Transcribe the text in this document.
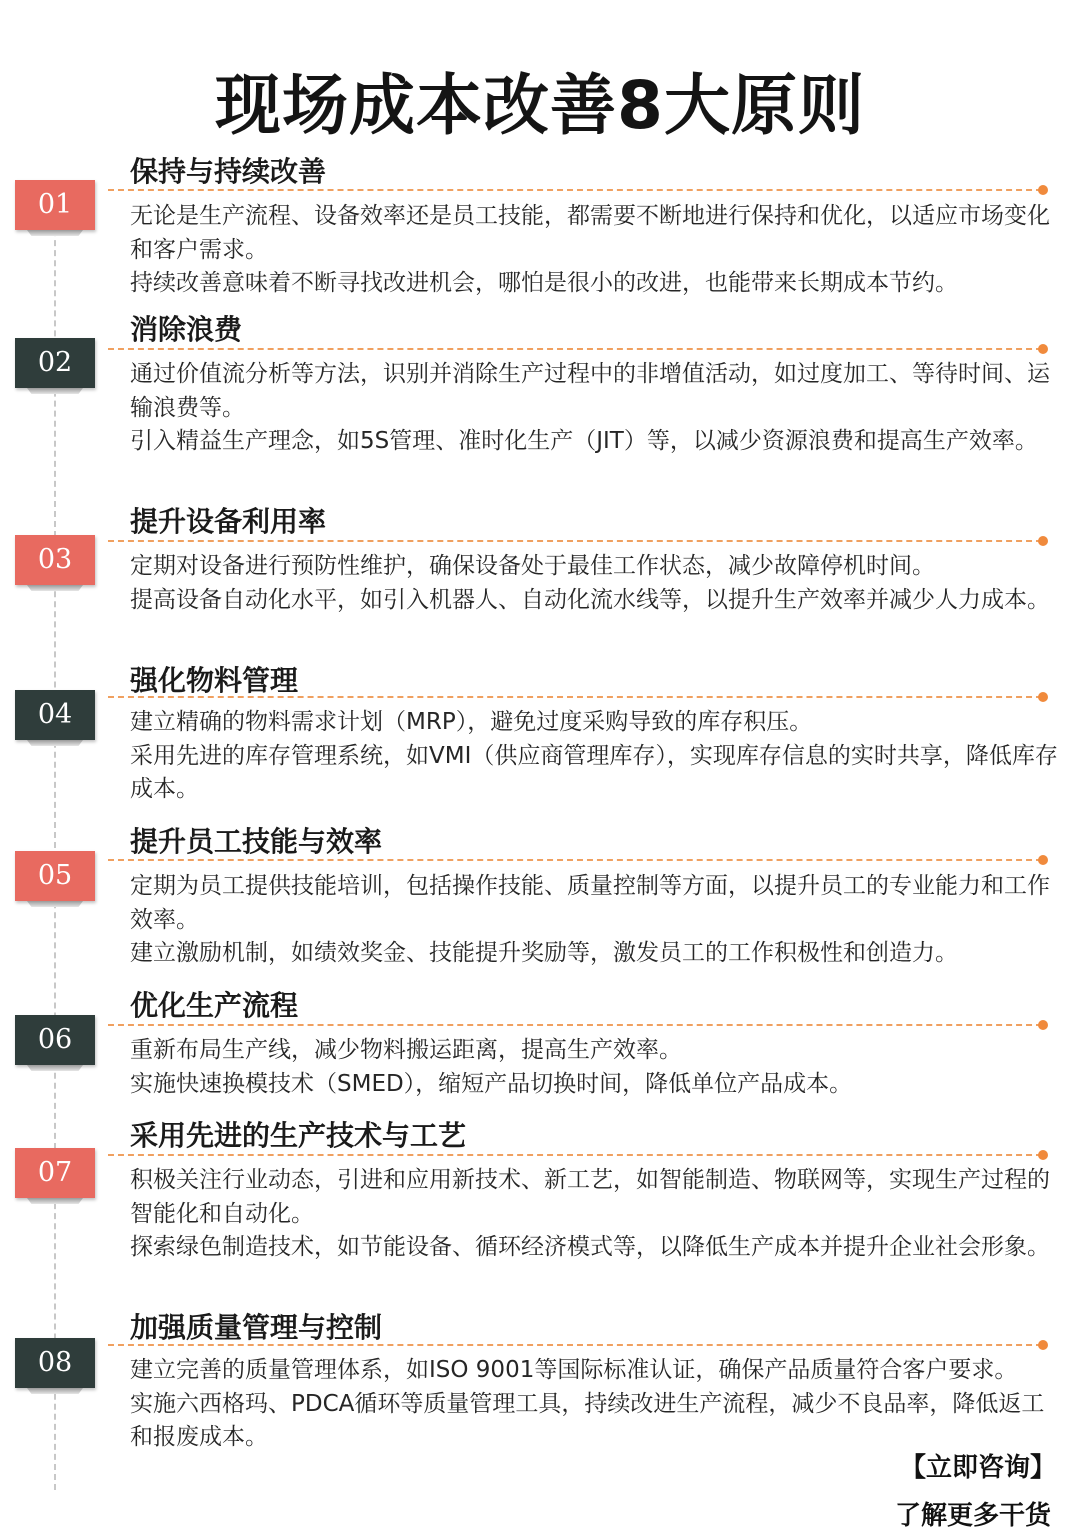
现场成本改善8大原则
保持与持续改善
01	无论是生产流程、设备效率还是员工技能，都需要不断地进行保持和优化，以适应市场变化和客户需求。

持续改善意味着不断寻找改进机会，哪怕是很小的改进，也能带来长期成本节约。

消除浪费
02	通过价值流分析等方法，识别并消除生产过程中的非增值活动，如过度加工、等待时间、运输浪费等。

引入精益生产理念，如5S管理、准时化生产（JIT）等，以减少资源浪费和提高生产效率。

提升设备利用率
03	定期对设备进行预防性维护，确保设备处于最佳工作状态，减少故障停机时间。

提高设备自动化水平，如引入机器人、自动化流水线等，以提升生产效率并减少人力成本。

强化物料管理
04	建立精确的物料需求计划（MRP），避免过度采购导致的库存积压。

采用先进的库存管理系统，如VMI（供应商管理库存），实现库存信息的实时共享，降低库存成本。

提升员工技能与效率
05	定期为员工提供技能培训，包括操作技能、质量控制等方面，以提升员工的专业能力和工作效率。

建立激励机制，如绩效奖金、技能提升奖励等，激发员工的工作积极性和创造力。

优化生产流程
06	重新布局生产线，减少物料搬运距离，提高生产效率。

实施快速换模技术（SMED），缩短产品切换时间，降低单位产品成本。

采用先进的生产技术与工艺
07	积极关注行业动态，引进和应用新技术、新工艺，如智能制造、物联网等，实现生产过程的智能化和自动化。

探索绿色制造技术，如节能设备、循环经济模式等，以降低生产成本并提升企业社会形象。

加强质量管理与控制
08	建立完善的质量管理体系，如ISO 9001等国际标准认证，确保产品质量符合客户要求。

实施六西格玛、PDCA循环等质量管理工具，持续改进生产流程，减少不良品率，降低返工和报废成本。

【立即咨询】
了解更多干货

☆ ☆ ☆

- INSTRUCTION -
Reproduce each entry precisely, dropping only the pictures.

- RESPONSE TO THIS EXERCISE -
Transcribe the text in this document.
现场成本改善8大原则
保持与持续改善
01	无论是生产流程、设备效率还是员工技能，都需要不断地进行保持和优化，以适应市场变化和客户需求。

持续改善意味着不断寻找改进机会，哪怕是很小的改进，也能带来长期成本节约。

消除浪费
02	通过价值流分析等方法，识别并消除生产过程中的非增值活动，如过度加工、等待时间、运输浪费等。

引入精益生产理念，如5S管理、准时化生产（JIT）等，以减少资源浪费和提高生产效率。

提升设备利用率
03	定期对设备进行预防性维护，确保设备处于最佳工作状态，减少故障停机时间。

提高设备自动化水平，如引入机器人、自动化流水线等，以提升生产效率并减少人力成本。

强化物料管理
04	建立精确的物料需求计划（MRP），避免过度采购导致的库存积压。

采用先进的库存管理系统，如VMI（供应商管理库存），实现库存信息的实时共享，降低库存成本。

提升员工技能与效率
05	定期为员工提供技能培训，包括操作技能、质量控制等方面，以提升员工的专业能力和工作效率。

建立激励机制，如绩效奖金、技能提升奖励等，激发员工的工作积极性和创造力。

优化生产流程
06	重新布局生产线，减少物料搬运距离，提高生产效率。

实施快速换模技术（SMED），缩短产品切换时间，降低单位产品成本。

采用先进的生产技术与工艺
07	积极关注行业动态，引进和应用新技术、新工艺，如智能制造、物联网等，实现生产过程的智能化和自动化。

探索绿色制造技术，如节能设备、循环经济模式等，以降低生产成本并提升企业社会形象。

加强质量管理与控制
08	建立完善的质量管理体系，如ISO 9001等国际标准认证，确保产品质量符合客户要求。

实施六西格玛、PDCA循环等质量管理工具，持续改进生产流程，减少不良品率，降低返工和报废成本。

【立即咨询】
了解更多干货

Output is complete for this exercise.